[Dataset excerpt]
** Start **
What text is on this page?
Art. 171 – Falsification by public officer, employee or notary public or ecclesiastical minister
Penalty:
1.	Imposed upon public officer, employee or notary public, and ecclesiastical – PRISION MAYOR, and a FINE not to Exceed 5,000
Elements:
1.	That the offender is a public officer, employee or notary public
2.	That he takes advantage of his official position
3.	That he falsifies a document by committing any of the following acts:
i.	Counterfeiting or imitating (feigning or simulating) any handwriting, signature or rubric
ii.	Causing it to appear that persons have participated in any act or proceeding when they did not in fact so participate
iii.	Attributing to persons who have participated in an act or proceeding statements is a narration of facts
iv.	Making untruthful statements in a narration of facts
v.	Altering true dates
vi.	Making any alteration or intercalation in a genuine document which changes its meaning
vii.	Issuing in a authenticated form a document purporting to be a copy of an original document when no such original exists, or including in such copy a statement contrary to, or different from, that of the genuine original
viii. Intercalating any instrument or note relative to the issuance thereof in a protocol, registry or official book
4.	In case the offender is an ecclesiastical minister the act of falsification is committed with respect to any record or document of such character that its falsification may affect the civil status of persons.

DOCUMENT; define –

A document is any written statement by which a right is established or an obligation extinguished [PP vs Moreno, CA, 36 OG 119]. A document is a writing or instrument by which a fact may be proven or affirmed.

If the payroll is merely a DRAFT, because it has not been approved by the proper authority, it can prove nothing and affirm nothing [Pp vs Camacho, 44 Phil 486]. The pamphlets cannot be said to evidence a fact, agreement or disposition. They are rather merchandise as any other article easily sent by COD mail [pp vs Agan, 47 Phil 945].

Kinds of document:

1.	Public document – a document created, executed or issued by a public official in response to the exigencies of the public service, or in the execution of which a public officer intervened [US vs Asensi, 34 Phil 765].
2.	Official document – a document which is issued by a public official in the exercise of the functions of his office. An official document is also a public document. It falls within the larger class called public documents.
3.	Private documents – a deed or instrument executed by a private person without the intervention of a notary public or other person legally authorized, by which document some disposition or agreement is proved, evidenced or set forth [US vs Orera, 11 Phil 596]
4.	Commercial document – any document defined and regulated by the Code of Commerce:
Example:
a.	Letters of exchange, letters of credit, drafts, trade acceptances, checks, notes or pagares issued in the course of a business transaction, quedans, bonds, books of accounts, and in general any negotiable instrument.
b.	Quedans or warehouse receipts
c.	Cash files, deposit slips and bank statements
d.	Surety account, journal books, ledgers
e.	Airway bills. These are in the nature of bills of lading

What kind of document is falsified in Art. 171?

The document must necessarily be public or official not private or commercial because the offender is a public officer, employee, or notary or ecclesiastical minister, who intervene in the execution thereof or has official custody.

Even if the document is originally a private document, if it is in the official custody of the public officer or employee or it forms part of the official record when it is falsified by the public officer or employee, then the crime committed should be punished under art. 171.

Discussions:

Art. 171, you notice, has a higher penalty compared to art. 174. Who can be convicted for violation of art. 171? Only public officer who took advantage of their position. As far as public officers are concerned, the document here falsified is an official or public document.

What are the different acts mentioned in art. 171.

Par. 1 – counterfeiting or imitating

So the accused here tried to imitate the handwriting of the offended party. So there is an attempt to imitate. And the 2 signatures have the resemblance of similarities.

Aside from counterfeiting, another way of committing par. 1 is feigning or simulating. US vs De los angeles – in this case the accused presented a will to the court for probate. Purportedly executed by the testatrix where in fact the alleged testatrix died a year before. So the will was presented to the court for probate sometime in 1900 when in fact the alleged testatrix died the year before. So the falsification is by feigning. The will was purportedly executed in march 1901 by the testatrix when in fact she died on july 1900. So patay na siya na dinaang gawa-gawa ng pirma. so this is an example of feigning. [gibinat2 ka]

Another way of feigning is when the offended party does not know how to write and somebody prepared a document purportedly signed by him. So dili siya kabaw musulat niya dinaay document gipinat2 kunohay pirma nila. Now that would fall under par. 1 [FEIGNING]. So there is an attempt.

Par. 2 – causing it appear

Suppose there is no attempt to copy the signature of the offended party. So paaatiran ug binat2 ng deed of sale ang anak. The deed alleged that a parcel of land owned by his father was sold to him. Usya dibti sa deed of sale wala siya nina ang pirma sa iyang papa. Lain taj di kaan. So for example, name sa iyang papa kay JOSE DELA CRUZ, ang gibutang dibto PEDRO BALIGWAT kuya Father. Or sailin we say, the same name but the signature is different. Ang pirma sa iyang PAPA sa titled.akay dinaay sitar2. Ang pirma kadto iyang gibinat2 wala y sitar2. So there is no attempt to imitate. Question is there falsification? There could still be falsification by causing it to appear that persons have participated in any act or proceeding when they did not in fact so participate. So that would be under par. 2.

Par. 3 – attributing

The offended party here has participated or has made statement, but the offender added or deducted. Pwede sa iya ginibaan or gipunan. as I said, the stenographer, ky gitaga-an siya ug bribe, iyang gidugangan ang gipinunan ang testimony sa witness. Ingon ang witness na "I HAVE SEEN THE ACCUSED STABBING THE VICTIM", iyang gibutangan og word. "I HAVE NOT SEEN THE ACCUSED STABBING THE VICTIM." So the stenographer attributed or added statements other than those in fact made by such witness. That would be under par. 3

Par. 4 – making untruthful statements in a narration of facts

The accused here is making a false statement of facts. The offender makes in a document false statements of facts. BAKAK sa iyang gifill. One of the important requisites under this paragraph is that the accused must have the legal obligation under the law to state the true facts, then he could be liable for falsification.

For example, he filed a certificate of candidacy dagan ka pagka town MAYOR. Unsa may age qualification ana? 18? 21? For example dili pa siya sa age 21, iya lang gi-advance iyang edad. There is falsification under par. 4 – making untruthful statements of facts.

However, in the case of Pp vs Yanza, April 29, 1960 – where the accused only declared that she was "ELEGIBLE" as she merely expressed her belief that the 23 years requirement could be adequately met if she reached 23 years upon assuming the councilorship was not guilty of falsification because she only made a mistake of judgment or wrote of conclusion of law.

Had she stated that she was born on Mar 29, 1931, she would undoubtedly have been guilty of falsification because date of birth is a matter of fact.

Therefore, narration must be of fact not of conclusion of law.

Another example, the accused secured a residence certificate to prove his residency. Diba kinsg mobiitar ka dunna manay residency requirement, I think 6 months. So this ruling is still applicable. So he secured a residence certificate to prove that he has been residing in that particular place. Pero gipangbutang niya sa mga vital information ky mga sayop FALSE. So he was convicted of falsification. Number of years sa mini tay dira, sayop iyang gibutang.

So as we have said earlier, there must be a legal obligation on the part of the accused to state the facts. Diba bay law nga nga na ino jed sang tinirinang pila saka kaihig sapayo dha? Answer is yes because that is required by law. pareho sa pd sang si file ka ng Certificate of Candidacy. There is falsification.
** End **
■ Exercise details ■
Repeat the records above exactly as they appear.

■ Expected output ■
What text is on this page?
Art. 171 – Falsification by public officer, employee or notary public or ecclesiastical minister
Penalty:
1.	Imposed upon public officer, employee or notary public, and ecclesiastical – PRISION MAYOR, and a FINE not to Exceed 5,000
Elements:
1.	That the offender is a public officer, employee or notary public
2.	That he takes advantage of his official position
3.	That he falsifies a document by committing any of the following acts:
i.	Counterfeiting or imitating (feigning or simulating) any handwriting, signature or rubric
ii.	Causing it to appear that persons have participated in any act or proceeding when they did not in fact so participate
iii.	Attributing to persons who have participated in an act or proceeding statements is a narration of facts
iv.	Making untruthful statements in a narration of facts
v.	Altering true dates
vi.	Making any alteration or intercalation in a genuine document which changes its meaning
vii.	Issuing in a authenticated form a document purporting to be a copy of an original document when no such original exists, or including in such copy a statement contrary to, or different from, that of the genuine original
viii. Intercalating any instrument or note relative to the issuance thereof in a protocol, registry or official book
4.	In case the offender is an ecclesiastical minister the act of falsification is committed with respect to any record or document of such character that its falsification may affect the civil status of persons.

DOCUMENT; define –

A document is any written statement by which a right is established or an obligation extinguished [PP vs Moreno, CA, 36 OG 119]. A document is a writing or instrument by which a fact may be proven or affirmed.

If the payroll is merely a DRAFT, because it has not been approved by the proper authority, it can prove nothing and affirm nothing [Pp vs Camacho, 44 Phil 486]. The pamphlets cannot be said to evidence a fact, agreement or disposition. They are rather merchandise as any other article easily sent by COD mail [pp vs Agan, 47 Phil 945].

Kinds of document:

1.	Public document – a document created, executed or issued by a public official in response to the exigencies of the public service, or in the execution of which a public officer intervened [US vs Asensi, 34 Phil 765].
2.	Official document – a document which is issued by a public official in the exercise of the functions of his office. An official document is also a public document. It falls within the larger class called public documents.
3.	Private documents – a deed or instrument executed by a private person without the intervention of a notary public or other person legally authorized, by which document some disposition or agreement is proved, evidenced or set forth [US vs Orera, 11 Phil 596]
4.	Commercial document – any document defined and regulated by the Code of Commerce:
Example:
a.	Letters of exchange, letters of credit, drafts, trade acceptances, checks, notes or pagares issued in the course of a business transaction, quedans, bonds, books of accounts, and in general any negotiable instrument.
b.	Quedans or warehouse receipts
c.	Cash files, deposit slips and bank statements
d.	Surety account, journal books, ledgers
e.	Airway bills. These are in the nature of bills of lading

What kind of document is falsified in Art. 171?

The document must necessarily be public or official not private or commercial because the offender is a public officer, employee, or notary or ecclesiastical minister, who intervene in the execution thereof or has official custody.

Even if the document is originally a private document, if it is in the official custody of the public officer or employee or it forms part of the official record when it is falsified by the public officer or employee, then the crime committed should be punished under art. 171.

Discussions:

Art. 171, you notice, has a higher penalty compared to art. 174. Who can be convicted for violation of art. 171? Only public officer who took advantage of their position. As far as public officers are concerned, the document here falsified is an official or public document.

What are the different acts mentioned in art. 171.

Par. 1 – counterfeiting or imitating

So the accused here tried to imitate the handwriting of the offended party. So there is an attempt to imitate. And the 2 signatures have the resemblance of similarities.

Aside from counterfeiting, another way of committing par. 1 is feigning or simulating. US vs De los angeles – in this case the accused presented a will to the court for probate. Purportedly executed by the testatrix where in fact the alleged testatrix died a year before. So the will was presented to the court for probate sometime in 1900 when in fact the alleged testatrix died the year before. So the falsification is by feigning. The will was purportedly executed in march 1901 by the testatrix when in fact she died on july 1900. So patay na siya na dinaang gawa-gawa ng pirma. so this is an example of feigning. [gibinat2 ka]

Another way of feigning is when the offended party does not know how to write and somebody prepared a document purportedly signed by him. So dili siya kabaw musulat niya dinaay document gipinat2 kunohay pirma nila. Now that would fall under par. 1 [FEIGNING]. So there is an attempt.

Par. 2 – causing it appear

Suppose there is no attempt to copy the signature of the offended party. So paaatiran ug binat2 ng deed of sale ang anak. The deed alleged that a parcel of land owned by his father was sold to him. Usya dibti sa deed of sale wala siya nina ang pirma sa iyang papa. Lain taj di kaan. So for example, name sa iyang papa kay JOSE DELA CRUZ, ang gibutang dibto PEDRO BALIGWAT kuya Father. Or sailin we say, the same name but the signature is different. Ang pirma sa iyang PAPA sa titled.akay dinaay sitar2. Ang pirma kadto iyang gibinat2 wala y sitar2. So there is no attempt to imitate. Question is there falsification? There could still be falsification by causing it to appear that persons have participated in any act or proceeding when they did not in fact so participate. So that would be under par. 2.

Par. 3 – attributing

The offended party here has participated or has made statement, but the offender added or deducted. Pwede sa iya ginibaan or gipunan. as I said, the stenographer, ky gitaga-an siya ug bribe, iyang gidugangan ang gipinunan ang testimony sa witness. Ingon ang witness na "I HAVE SEEN THE ACCUSED STABBING THE VICTIM", iyang gibutangan og word. "I HAVE NOT SEEN THE ACCUSED STABBING THE VICTIM." So the stenographer attributed or added statements other than those in fact made by such witness. That would be under par. 3

Par. 4 – making untruthful statements in a narration of facts

The accused here is making a false statement of facts. The offender makes in a document false statements of facts. BAKAK sa iyang gifill. One of the important requisites under this paragraph is that the accused must have the legal obligation under the law to state the true facts, then he could be liable for falsification.

For example, he filed a certificate of candidacy dagan ka pagka town MAYOR. Unsa may age qualification ana? 18? 21? For example dili pa siya sa age 21, iya lang gi-advance iyang edad. There is falsification under par. 4 – making untruthful statements of facts.

However, in the case of Pp vs Yanza, April 29, 1960 – where the accused only declared that she was "ELEGIBLE" as she merely expressed her belief that the 23 years requirement could be adequately met if she reached 23 years upon assuming the councilorship was not guilty of falsification because she only made a mistake of judgment or wrote of conclusion of law.

Had she stated that she was born on Mar 29, 1931, she would undoubtedly have been guilty of falsification because date of birth is a matter of fact.

Therefore, narration must be of fact not of conclusion of law.

Another example, the accused secured a residence certificate to prove his residency. Diba kinsg mobiitar ka dunna manay residency requirement, I think 6 months. So this ruling is still applicable. So he secured a residence certificate to prove that he has been residing in that particular place. Pero gipangbutang niya sa mga vital information ky mga sayop FALSE. So he was convicted of falsification. Number of years sa mini tay dira, sayop iyang gibutang.

So as we have said earlier, there must be a legal obligation on the part of the accused to state the facts. Diba bay law nga nga na ino jed sang tinirinang pila saka kaihig sapayo dha? Answer is yes because that is required by law. pareho sa pd sang si file ka ng Certificate of Candidacy. There is falsification.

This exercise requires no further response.